Where a line contains the word "Average", copy that line.

### SUPPLIED ENTRIES

++++++++++

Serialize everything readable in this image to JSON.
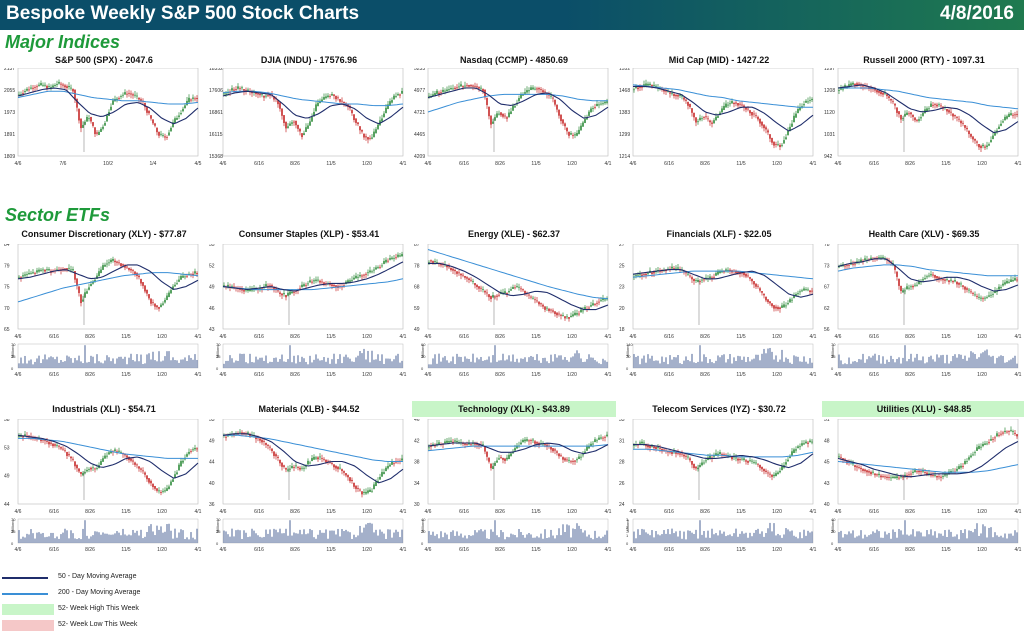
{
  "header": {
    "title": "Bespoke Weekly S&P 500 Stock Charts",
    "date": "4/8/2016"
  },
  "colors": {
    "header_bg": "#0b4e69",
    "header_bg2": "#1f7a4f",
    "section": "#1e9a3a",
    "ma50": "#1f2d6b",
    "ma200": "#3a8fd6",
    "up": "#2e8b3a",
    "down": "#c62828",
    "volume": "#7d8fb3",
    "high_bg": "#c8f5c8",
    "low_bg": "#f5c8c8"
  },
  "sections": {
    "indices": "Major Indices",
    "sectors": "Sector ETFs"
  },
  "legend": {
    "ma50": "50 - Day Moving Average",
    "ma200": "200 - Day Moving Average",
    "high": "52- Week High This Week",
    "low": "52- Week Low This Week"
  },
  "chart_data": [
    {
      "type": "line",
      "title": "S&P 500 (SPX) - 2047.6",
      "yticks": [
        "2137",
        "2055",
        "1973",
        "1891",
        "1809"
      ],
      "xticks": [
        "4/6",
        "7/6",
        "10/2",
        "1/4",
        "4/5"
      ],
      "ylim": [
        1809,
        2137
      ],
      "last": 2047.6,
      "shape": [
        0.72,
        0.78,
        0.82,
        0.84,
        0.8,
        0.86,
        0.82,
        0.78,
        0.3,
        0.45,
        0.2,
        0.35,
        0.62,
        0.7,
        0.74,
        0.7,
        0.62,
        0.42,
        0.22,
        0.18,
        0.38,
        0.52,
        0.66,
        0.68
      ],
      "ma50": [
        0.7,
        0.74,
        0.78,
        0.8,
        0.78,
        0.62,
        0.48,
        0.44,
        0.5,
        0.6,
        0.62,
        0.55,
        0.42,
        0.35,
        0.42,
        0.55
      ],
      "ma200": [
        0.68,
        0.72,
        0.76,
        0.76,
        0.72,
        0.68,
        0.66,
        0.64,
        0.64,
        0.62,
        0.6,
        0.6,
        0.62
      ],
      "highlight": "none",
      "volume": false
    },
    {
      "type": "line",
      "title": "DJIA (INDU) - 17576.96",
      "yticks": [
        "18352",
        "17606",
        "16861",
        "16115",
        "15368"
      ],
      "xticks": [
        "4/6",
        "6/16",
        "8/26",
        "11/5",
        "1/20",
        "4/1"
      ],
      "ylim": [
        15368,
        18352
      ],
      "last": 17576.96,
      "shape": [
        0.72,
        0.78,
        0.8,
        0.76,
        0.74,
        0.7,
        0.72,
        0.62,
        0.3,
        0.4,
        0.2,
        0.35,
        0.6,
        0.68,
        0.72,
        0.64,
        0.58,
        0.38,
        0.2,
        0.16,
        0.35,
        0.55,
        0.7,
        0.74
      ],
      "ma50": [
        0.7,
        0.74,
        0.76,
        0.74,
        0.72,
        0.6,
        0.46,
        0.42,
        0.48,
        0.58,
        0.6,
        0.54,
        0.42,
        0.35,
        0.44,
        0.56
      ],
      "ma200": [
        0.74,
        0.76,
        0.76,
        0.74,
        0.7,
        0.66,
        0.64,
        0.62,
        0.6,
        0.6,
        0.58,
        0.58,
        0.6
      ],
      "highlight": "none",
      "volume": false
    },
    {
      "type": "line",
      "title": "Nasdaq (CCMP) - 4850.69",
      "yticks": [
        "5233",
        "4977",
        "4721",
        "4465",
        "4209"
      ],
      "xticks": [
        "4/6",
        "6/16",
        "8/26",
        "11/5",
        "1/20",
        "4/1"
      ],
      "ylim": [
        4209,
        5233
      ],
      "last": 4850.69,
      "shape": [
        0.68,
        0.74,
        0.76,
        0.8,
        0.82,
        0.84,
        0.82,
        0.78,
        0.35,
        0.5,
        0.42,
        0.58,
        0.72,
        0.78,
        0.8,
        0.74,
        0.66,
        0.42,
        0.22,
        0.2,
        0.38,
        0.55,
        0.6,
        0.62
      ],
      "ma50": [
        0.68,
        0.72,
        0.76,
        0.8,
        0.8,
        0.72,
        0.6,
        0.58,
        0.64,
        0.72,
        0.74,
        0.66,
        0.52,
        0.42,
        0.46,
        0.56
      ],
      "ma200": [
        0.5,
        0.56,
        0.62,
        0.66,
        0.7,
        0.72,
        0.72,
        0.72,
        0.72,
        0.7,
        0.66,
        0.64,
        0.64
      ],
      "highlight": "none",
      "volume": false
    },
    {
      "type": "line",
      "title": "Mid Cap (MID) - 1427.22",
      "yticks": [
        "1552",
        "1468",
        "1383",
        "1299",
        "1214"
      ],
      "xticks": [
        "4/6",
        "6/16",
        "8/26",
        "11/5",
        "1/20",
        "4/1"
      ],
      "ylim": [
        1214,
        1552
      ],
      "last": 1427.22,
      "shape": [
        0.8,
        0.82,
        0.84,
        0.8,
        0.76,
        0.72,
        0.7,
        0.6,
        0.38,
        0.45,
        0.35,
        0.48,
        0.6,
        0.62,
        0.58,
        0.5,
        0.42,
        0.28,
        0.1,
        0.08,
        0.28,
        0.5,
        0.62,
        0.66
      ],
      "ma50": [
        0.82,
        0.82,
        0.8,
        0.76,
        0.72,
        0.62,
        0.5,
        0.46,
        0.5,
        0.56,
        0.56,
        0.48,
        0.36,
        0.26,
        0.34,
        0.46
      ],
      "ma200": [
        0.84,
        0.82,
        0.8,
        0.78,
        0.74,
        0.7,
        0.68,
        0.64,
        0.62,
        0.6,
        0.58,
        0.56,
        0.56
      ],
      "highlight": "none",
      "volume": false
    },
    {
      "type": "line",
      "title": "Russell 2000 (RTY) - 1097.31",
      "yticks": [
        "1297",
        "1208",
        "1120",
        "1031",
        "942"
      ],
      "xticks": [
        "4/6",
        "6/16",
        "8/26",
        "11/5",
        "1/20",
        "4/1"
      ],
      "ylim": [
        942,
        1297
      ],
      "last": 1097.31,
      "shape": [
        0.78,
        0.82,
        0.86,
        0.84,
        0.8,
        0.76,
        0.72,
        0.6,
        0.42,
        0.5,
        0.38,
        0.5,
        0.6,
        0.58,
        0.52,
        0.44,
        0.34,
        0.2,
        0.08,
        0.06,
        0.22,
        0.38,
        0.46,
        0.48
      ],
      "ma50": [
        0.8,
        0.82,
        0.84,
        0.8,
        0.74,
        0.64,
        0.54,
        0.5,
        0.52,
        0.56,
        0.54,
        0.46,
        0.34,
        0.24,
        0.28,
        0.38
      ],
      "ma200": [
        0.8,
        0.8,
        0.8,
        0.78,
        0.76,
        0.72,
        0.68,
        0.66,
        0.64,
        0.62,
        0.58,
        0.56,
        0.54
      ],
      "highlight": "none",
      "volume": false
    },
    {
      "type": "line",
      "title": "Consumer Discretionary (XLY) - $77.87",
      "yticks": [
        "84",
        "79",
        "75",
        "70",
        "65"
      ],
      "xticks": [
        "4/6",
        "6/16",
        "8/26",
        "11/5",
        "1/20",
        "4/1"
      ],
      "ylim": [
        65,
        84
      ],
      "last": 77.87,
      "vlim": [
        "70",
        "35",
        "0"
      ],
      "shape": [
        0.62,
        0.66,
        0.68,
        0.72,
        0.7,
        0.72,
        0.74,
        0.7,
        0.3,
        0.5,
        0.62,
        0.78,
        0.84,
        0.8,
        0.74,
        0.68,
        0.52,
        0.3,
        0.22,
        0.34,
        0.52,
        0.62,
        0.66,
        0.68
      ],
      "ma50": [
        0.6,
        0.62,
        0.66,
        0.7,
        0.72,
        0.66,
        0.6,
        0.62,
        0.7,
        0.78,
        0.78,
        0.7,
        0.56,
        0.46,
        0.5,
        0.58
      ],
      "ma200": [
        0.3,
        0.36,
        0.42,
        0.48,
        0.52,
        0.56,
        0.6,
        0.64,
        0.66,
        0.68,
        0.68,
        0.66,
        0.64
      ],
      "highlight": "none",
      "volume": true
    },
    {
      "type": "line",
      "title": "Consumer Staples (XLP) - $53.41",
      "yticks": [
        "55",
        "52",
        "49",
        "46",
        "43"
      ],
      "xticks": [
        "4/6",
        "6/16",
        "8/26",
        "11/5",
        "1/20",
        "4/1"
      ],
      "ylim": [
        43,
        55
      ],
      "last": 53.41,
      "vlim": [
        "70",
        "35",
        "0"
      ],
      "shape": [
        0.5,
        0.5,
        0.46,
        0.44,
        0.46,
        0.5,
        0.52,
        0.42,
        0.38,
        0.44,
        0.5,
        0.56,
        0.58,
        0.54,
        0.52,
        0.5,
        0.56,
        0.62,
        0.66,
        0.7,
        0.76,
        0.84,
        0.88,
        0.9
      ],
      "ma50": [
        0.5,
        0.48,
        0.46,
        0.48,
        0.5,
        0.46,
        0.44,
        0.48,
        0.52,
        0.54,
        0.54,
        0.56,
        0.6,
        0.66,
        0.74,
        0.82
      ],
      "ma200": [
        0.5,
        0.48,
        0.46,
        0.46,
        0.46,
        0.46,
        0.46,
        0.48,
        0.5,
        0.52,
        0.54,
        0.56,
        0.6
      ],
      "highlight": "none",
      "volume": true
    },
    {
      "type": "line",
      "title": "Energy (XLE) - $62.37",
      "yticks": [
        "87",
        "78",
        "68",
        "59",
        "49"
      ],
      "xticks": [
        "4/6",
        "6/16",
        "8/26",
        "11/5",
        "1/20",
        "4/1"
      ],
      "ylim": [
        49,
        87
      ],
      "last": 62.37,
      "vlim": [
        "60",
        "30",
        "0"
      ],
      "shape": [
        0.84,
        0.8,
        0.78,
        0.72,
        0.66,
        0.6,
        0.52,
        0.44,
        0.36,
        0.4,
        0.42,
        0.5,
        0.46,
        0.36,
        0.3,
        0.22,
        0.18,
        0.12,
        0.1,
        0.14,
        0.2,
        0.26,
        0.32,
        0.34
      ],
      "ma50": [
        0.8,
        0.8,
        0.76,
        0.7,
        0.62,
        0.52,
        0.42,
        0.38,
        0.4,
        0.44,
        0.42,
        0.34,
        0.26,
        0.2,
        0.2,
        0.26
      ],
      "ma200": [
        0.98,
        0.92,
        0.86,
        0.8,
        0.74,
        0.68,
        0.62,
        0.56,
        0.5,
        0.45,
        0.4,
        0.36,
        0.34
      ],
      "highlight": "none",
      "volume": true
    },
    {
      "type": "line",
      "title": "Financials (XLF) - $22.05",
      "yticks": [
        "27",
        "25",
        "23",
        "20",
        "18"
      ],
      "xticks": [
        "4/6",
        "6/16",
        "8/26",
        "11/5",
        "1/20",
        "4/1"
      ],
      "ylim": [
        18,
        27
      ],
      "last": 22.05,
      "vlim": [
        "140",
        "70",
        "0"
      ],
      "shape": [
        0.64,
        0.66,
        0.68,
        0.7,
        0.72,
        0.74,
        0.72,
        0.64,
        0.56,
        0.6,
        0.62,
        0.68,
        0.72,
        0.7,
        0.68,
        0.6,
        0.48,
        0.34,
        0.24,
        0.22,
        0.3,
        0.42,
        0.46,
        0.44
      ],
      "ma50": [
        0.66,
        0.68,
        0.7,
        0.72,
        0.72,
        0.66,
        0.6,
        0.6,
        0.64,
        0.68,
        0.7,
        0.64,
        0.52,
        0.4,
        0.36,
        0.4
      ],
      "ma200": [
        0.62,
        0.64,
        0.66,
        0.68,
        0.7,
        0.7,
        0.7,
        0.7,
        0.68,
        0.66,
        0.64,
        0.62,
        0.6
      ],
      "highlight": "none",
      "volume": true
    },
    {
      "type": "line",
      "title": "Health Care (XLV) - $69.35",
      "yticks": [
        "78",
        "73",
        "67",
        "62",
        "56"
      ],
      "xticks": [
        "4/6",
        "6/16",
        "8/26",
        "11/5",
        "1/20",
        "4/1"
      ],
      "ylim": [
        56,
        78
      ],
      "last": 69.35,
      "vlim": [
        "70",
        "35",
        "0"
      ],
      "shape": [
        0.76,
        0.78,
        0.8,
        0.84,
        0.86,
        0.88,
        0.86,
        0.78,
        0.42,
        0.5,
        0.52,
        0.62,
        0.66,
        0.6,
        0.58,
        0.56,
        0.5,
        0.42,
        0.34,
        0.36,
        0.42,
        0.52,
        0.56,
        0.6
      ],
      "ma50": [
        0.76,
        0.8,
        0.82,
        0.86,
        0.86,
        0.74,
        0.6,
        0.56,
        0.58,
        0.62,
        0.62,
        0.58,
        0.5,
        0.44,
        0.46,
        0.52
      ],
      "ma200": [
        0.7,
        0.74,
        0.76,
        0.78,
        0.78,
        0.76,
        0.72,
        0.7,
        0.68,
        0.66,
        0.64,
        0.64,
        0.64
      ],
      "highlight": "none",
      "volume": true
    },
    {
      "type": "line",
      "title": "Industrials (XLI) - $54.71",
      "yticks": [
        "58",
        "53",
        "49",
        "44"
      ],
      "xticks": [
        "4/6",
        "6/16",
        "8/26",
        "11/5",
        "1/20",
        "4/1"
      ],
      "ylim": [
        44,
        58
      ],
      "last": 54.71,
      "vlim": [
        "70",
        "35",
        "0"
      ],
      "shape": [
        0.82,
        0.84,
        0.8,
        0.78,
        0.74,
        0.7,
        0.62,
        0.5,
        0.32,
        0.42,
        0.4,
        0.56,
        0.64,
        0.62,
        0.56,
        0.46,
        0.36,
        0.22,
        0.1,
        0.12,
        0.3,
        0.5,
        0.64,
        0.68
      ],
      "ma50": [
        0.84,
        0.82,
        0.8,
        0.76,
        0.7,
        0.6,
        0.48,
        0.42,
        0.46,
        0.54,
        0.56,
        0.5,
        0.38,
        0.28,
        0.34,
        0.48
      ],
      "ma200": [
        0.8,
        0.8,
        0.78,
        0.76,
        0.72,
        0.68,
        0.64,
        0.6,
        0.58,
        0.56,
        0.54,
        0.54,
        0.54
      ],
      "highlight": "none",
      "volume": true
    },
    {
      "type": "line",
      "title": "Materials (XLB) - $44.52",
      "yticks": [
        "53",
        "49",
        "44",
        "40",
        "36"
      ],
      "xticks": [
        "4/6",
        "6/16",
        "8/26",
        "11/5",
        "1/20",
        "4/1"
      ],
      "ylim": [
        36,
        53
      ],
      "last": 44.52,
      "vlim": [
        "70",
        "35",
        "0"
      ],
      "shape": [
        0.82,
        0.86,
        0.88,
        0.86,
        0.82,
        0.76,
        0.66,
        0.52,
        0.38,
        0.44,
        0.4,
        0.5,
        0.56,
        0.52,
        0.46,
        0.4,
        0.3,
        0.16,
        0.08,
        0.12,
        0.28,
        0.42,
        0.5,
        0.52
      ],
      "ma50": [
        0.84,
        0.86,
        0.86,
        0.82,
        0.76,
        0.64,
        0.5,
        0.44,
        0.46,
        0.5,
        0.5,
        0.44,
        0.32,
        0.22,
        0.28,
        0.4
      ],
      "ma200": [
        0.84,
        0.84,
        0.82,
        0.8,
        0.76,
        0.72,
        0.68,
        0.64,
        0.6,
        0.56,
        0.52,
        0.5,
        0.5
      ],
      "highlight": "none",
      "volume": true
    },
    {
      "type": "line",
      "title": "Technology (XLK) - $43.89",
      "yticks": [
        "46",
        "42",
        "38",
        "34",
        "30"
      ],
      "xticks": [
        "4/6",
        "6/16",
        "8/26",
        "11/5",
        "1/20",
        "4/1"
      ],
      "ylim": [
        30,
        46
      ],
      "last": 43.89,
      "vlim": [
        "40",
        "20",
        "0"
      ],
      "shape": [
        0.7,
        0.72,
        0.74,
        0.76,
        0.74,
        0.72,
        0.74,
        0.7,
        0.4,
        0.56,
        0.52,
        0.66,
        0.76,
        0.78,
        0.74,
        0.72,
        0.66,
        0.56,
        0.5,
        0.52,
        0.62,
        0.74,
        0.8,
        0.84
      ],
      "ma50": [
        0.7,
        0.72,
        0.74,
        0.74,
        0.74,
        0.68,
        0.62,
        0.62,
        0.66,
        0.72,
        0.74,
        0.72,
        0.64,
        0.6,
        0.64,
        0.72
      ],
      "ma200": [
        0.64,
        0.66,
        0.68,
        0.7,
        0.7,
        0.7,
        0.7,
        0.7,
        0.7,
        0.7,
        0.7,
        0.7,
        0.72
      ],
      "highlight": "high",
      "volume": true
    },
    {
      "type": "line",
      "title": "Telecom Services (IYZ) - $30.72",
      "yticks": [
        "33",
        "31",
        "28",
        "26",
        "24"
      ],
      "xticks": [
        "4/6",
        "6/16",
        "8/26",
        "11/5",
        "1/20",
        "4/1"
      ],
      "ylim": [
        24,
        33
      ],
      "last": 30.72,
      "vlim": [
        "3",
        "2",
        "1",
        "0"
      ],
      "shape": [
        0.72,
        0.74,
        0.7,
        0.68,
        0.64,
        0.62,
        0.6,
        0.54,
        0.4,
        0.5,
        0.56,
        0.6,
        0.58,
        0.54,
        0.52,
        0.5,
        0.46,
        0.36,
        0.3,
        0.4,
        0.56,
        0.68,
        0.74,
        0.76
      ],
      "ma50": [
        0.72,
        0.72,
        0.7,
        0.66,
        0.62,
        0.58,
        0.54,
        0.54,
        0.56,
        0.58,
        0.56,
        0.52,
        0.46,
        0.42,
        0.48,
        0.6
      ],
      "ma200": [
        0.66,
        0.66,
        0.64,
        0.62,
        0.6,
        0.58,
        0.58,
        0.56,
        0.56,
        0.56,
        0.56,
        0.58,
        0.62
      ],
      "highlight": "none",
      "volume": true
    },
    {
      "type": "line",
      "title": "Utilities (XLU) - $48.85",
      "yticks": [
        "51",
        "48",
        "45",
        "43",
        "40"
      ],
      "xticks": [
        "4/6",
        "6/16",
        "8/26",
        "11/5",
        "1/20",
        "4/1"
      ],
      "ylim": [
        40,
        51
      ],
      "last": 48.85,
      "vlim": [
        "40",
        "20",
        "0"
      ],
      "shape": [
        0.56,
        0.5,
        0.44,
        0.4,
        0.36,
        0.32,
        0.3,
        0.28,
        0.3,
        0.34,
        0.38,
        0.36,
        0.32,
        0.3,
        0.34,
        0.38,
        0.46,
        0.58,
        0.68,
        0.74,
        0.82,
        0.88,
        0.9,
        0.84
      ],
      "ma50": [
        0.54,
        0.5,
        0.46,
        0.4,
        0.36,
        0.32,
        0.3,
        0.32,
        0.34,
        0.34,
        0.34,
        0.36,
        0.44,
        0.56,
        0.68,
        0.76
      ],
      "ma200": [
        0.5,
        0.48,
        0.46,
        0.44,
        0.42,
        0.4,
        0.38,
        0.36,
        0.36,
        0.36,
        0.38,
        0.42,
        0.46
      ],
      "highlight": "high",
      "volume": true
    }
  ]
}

++++++++++

### ANSWER TO THIS TASK
    "ma50": "50 - Day Moving Average",
    "ma200": "200 - Day Moving Average",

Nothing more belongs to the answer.